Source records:
* start *
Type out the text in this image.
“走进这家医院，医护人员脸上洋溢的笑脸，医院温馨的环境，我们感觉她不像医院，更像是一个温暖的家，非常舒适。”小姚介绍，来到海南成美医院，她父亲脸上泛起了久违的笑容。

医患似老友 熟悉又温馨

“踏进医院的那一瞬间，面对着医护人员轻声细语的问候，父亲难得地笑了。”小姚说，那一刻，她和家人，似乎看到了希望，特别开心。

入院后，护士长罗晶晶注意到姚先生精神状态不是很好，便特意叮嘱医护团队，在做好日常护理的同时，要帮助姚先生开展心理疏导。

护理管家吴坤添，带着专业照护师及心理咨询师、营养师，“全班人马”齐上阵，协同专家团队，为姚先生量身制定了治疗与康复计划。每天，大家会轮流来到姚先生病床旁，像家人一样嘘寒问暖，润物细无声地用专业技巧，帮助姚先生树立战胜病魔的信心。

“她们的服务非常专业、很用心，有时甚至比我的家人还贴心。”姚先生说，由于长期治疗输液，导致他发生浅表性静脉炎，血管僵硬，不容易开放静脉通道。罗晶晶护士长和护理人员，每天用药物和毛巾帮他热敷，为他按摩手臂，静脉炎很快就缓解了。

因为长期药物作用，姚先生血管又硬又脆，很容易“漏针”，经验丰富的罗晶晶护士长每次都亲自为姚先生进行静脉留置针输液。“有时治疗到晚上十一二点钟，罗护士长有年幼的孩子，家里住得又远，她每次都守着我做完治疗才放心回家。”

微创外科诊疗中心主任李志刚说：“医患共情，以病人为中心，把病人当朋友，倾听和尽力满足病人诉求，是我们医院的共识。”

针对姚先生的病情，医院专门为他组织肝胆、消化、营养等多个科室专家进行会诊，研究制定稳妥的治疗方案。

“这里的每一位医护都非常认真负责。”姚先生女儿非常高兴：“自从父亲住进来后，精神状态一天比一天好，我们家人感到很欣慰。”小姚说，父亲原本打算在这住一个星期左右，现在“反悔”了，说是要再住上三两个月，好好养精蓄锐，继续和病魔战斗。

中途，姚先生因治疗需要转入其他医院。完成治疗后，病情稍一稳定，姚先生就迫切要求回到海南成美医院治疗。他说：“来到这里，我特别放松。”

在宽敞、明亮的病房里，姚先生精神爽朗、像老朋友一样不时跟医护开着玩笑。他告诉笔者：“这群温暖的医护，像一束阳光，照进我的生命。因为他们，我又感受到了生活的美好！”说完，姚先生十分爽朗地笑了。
* end *
GIVEN INSTRUCTION: Take the records above and return them exactly as written.

COMPLETE ANSWER:
Type out the text in this image.
“走进这家医院，医护人员脸上洋溢的笑脸，医院温馨的环境，我们感觉她不像医院，更像是一个温暖的家，非常舒适。”小姚介绍，来到海南成美医院，她父亲脸上泛起了久违的笑容。

医患似老友 熟悉又温馨

“踏进医院的那一瞬间，面对着医护人员轻声细语的问候，父亲难得地笑了。”小姚说，那一刻，她和家人，似乎看到了希望，特别开心。

入院后，护士长罗晶晶注意到姚先生精神状态不是很好，便特意叮嘱医护团队，在做好日常护理的同时，要帮助姚先生开展心理疏导。

护理管家吴坤添，带着专业照护师及心理咨询师、营养师，“全班人马”齐上阵，协同专家团队，为姚先生量身制定了治疗与康复计划。每天，大家会轮流来到姚先生病床旁，像家人一样嘘寒问暖，润物细无声地用专业技巧，帮助姚先生树立战胜病魔的信心。

“她们的服务非常专业、很用心，有时甚至比我的家人还贴心。”姚先生说，由于长期治疗输液，导致他发生浅表性静脉炎，血管僵硬，不容易开放静脉通道。罗晶晶护士长和护理人员，每天用药物和毛巾帮他热敷，为他按摩手臂，静脉炎很快就缓解了。

因为长期药物作用，姚先生血管又硬又脆，很容易“漏针”，经验丰富的罗晶晶护士长每次都亲自为姚先生进行静脉留置针输液。“有时治疗到晚上十一二点钟，罗护士长有年幼的孩子，家里住得又远，她每次都守着我做完治疗才放心回家。”

微创外科诊疗中心主任李志刚说：“医患共情，以病人为中心，把病人当朋友，倾听和尽力满足病人诉求，是我们医院的共识。”

针对姚先生的病情，医院专门为他组织肝胆、消化、营养等多个科室专家进行会诊，研究制定稳妥的治疗方案。

“这里的每一位医护都非常认真负责。”姚先生女儿非常高兴：“自从父亲住进来后，精神状态一天比一天好，我们家人感到很欣慰。”小姚说，父亲原本打算在这住一个星期左右，现在“反悔”了，说是要再住上三两个月，好好养精蓄锐，继续和病魔战斗。

中途，姚先生因治疗需要转入其他医院。完成治疗后，病情稍一稳定，姚先生就迫切要求回到海南成美医院治疗。他说：“来到这里，我特别放松。”

在宽敞、明亮的病房里，姚先生精神爽朗、像老朋友一样不时跟医护开着玩笑。他告诉笔者：“这群温暖的医护，像一束阳光，照进我的生命。因为他们，我又感受到了生活的美好！”说完，姚先生十分爽朗地笑了。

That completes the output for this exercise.